▶ Aim
Print out the entries below with no edits.

--- BEGIN Working data ---

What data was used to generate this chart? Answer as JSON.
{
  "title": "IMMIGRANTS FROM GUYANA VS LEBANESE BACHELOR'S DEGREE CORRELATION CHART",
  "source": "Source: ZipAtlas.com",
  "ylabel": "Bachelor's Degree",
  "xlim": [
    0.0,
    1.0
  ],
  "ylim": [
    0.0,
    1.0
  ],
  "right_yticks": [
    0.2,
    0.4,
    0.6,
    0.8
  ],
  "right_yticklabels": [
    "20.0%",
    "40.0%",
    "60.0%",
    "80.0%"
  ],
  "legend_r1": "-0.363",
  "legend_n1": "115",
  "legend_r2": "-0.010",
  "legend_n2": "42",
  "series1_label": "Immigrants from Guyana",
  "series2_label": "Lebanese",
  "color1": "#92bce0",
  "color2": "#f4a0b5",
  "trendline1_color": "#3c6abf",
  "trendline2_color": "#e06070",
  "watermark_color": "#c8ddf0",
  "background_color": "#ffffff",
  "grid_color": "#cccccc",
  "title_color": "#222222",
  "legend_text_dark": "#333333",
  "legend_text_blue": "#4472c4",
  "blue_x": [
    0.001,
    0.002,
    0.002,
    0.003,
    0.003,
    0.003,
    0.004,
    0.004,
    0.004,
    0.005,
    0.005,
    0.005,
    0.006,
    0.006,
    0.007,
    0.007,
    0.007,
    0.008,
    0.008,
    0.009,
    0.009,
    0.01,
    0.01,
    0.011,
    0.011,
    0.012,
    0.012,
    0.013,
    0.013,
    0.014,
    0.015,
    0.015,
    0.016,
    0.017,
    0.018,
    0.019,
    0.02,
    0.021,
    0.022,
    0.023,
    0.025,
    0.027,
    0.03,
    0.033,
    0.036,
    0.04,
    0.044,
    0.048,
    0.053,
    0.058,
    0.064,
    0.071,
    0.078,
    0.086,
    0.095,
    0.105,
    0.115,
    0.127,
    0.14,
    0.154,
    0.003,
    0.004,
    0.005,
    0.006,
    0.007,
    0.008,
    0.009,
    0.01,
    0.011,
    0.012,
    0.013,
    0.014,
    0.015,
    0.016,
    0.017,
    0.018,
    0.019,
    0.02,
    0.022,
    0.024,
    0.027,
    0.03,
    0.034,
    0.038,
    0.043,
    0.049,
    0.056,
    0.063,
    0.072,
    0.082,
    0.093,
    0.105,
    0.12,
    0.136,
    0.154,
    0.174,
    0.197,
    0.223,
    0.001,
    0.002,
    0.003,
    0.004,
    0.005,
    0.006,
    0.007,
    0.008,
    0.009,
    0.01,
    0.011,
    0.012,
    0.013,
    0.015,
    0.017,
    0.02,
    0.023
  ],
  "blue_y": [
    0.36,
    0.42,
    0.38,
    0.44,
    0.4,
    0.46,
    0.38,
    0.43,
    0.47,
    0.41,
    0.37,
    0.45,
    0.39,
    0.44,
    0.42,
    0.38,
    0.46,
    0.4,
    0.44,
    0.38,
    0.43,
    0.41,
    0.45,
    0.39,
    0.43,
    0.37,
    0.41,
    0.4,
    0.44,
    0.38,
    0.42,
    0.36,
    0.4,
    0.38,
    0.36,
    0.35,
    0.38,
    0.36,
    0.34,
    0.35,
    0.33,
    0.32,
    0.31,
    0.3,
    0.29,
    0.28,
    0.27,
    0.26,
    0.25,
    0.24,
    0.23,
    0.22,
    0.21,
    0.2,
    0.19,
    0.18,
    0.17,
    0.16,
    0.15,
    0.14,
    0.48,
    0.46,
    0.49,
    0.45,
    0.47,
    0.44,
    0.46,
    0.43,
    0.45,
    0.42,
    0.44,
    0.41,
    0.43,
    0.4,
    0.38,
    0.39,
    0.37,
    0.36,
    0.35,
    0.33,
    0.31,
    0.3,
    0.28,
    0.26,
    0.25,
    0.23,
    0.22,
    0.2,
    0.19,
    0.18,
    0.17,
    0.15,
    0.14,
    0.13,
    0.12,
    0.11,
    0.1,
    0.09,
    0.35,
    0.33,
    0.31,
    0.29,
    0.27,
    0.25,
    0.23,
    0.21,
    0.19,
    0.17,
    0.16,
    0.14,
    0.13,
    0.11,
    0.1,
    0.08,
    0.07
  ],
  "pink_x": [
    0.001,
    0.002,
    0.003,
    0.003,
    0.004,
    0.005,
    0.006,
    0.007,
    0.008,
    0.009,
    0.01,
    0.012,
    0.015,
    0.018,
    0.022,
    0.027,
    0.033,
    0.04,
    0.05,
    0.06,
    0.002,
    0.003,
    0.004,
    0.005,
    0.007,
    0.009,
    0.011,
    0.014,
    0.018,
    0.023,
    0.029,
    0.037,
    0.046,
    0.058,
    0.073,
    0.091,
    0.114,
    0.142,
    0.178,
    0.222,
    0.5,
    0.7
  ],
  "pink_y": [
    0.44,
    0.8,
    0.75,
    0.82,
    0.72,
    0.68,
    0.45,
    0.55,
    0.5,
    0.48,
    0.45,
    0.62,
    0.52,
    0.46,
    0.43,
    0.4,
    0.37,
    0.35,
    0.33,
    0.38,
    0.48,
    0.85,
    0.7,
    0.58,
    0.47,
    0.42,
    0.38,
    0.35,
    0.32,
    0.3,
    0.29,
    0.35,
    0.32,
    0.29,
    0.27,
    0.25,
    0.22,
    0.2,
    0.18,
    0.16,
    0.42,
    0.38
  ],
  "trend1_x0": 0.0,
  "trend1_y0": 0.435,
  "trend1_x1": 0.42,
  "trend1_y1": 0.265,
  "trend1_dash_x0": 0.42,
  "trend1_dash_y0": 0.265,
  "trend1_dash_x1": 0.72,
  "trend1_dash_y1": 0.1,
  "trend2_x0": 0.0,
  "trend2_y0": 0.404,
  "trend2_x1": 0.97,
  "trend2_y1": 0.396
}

--- END Working data ---

▶ Output of the task
What data was used to generate this chart? Answer as JSON.
{
  "title": "IMMIGRANTS FROM GUYANA VS LEBANESE BACHELOR'S DEGREE CORRELATION CHART",
  "source": "Source: ZipAtlas.com",
  "ylabel": "Bachelor's Degree",
  "xlim": [
    0.0,
    1.0
  ],
  "ylim": [
    0.0,
    1.0
  ],
  "right_yticks": [
    0.2,
    0.4,
    0.6,
    0.8
  ],
  "right_yticklabels": [
    "20.0%",
    "40.0%",
    "60.0%",
    "80.0%"
  ],
  "legend_r1": "-0.363",
  "legend_n1": "115",
  "legend_r2": "-0.010",
  "legend_n2": "42",
  "series1_label": "Immigrants from Guyana",
  "series2_label": "Lebanese",
  "color1": "#92bce0",
  "color2": "#f4a0b5",
  "trendline1_color": "#3c6abf",
  "trendline2_color": "#e06070",
  "watermark_color": "#c8ddf0",
  "background_color": "#ffffff",
  "grid_color": "#cccccc",
  "title_color": "#222222",
  "legend_text_dark": "#333333",
  "legend_text_blue": "#4472c4",
  "blue_x": [
    0.001,
    0.002,
    0.002,
    0.003,
    0.003,
    0.003,
    0.004,
    0.004,
    0.004,
    0.005,
    0.005,
    0.005,
    0.006,
    0.006,
    0.007,
    0.007,
    0.007,
    0.008,
    0.008,
    0.009,
    0.009,
    0.01,
    0.01,
    0.011,
    0.011,
    0.012,
    0.012,
    0.013,
    0.013,
    0.014,
    0.015,
    0.015,
    0.016,
    0.017,
    0.018,
    0.019,
    0.02,
    0.021,
    0.022,
    0.023,
    0.025,
    0.027,
    0.03,
    0.033,
    0.036,
    0.04,
    0.044,
    0.048,
    0.053,
    0.058,
    0.064,
    0.071,
    0.078,
    0.086,
    0.095,
    0.105,
    0.115,
    0.127,
    0.14,
    0.154,
    0.003,
    0.004,
    0.005,
    0.006,
    0.007,
    0.008,
    0.009,
    0.01,
    0.011,
    0.012,
    0.013,
    0.014,
    0.015,
    0.016,
    0.017,
    0.018,
    0.019,
    0.02,
    0.022,
    0.024,
    0.027,
    0.03,
    0.034,
    0.038,
    0.043,
    0.049,
    0.056,
    0.063,
    0.072,
    0.082,
    0.093,
    0.105,
    0.12,
    0.136,
    0.154,
    0.174,
    0.197,
    0.223,
    0.001,
    0.002,
    0.003,
    0.004,
    0.005,
    0.006,
    0.007,
    0.008,
    0.009,
    0.01,
    0.011,
    0.012,
    0.013,
    0.015,
    0.017,
    0.02,
    0.023
  ],
  "blue_y": [
    0.36,
    0.42,
    0.38,
    0.44,
    0.4,
    0.46,
    0.38,
    0.43,
    0.47,
    0.41,
    0.37,
    0.45,
    0.39,
    0.44,
    0.42,
    0.38,
    0.46,
    0.4,
    0.44,
    0.38,
    0.43,
    0.41,
    0.45,
    0.39,
    0.43,
    0.37,
    0.41,
    0.4,
    0.44,
    0.38,
    0.42,
    0.36,
    0.4,
    0.38,
    0.36,
    0.35,
    0.38,
    0.36,
    0.34,
    0.35,
    0.33,
    0.32,
    0.31,
    0.3,
    0.29,
    0.28,
    0.27,
    0.26,
    0.25,
    0.24,
    0.23,
    0.22,
    0.21,
    0.2,
    0.19,
    0.18,
    0.17,
    0.16,
    0.15,
    0.14,
    0.48,
    0.46,
    0.49,
    0.45,
    0.47,
    0.44,
    0.46,
    0.43,
    0.45,
    0.42,
    0.44,
    0.41,
    0.43,
    0.4,
    0.38,
    0.39,
    0.37,
    0.36,
    0.35,
    0.33,
    0.31,
    0.3,
    0.28,
    0.26,
    0.25,
    0.23,
    0.22,
    0.2,
    0.19,
    0.18,
    0.17,
    0.15,
    0.14,
    0.13,
    0.12,
    0.11,
    0.1,
    0.09,
    0.35,
    0.33,
    0.31,
    0.29,
    0.27,
    0.25,
    0.23,
    0.21,
    0.19,
    0.17,
    0.16,
    0.14,
    0.13,
    0.11,
    0.1,
    0.08,
    0.07
  ],
  "pink_x": [
    0.001,
    0.002,
    0.003,
    0.003,
    0.004,
    0.005,
    0.006,
    0.007,
    0.008,
    0.009,
    0.01,
    0.012,
    0.015,
    0.018,
    0.022,
    0.027,
    0.033,
    0.04,
    0.05,
    0.06,
    0.002,
    0.003,
    0.004,
    0.005,
    0.007,
    0.009,
    0.011,
    0.014,
    0.018,
    0.023,
    0.029,
    0.037,
    0.046,
    0.058,
    0.073,
    0.091,
    0.114,
    0.142,
    0.178,
    0.222,
    0.5,
    0.7
  ],
  "pink_y": [
    0.44,
    0.8,
    0.75,
    0.82,
    0.72,
    0.68,
    0.45,
    0.55,
    0.5,
    0.48,
    0.45,
    0.62,
    0.52,
    0.46,
    0.43,
    0.4,
    0.37,
    0.35,
    0.33,
    0.38,
    0.48,
    0.85,
    0.7,
    0.58,
    0.47,
    0.42,
    0.38,
    0.35,
    0.32,
    0.3,
    0.29,
    0.35,
    0.32,
    0.29,
    0.27,
    0.25,
    0.22,
    0.2,
    0.18,
    0.16,
    0.42,
    0.38
  ],
  "trend1_x0": 0.0,
  "trend1_y0": 0.435,
  "trend1_x1": 0.42,
  "trend1_y1": 0.265,
  "trend1_dash_x0": 0.42,
  "trend1_dash_y0": 0.265,
  "trend1_dash_x1": 0.72,
  "trend1_dash_y1": 0.1,
  "trend2_x0": 0.0,
  "trend2_y0": 0.404,
  "trend2_x1": 0.97,
  "trend2_y1": 0.396
}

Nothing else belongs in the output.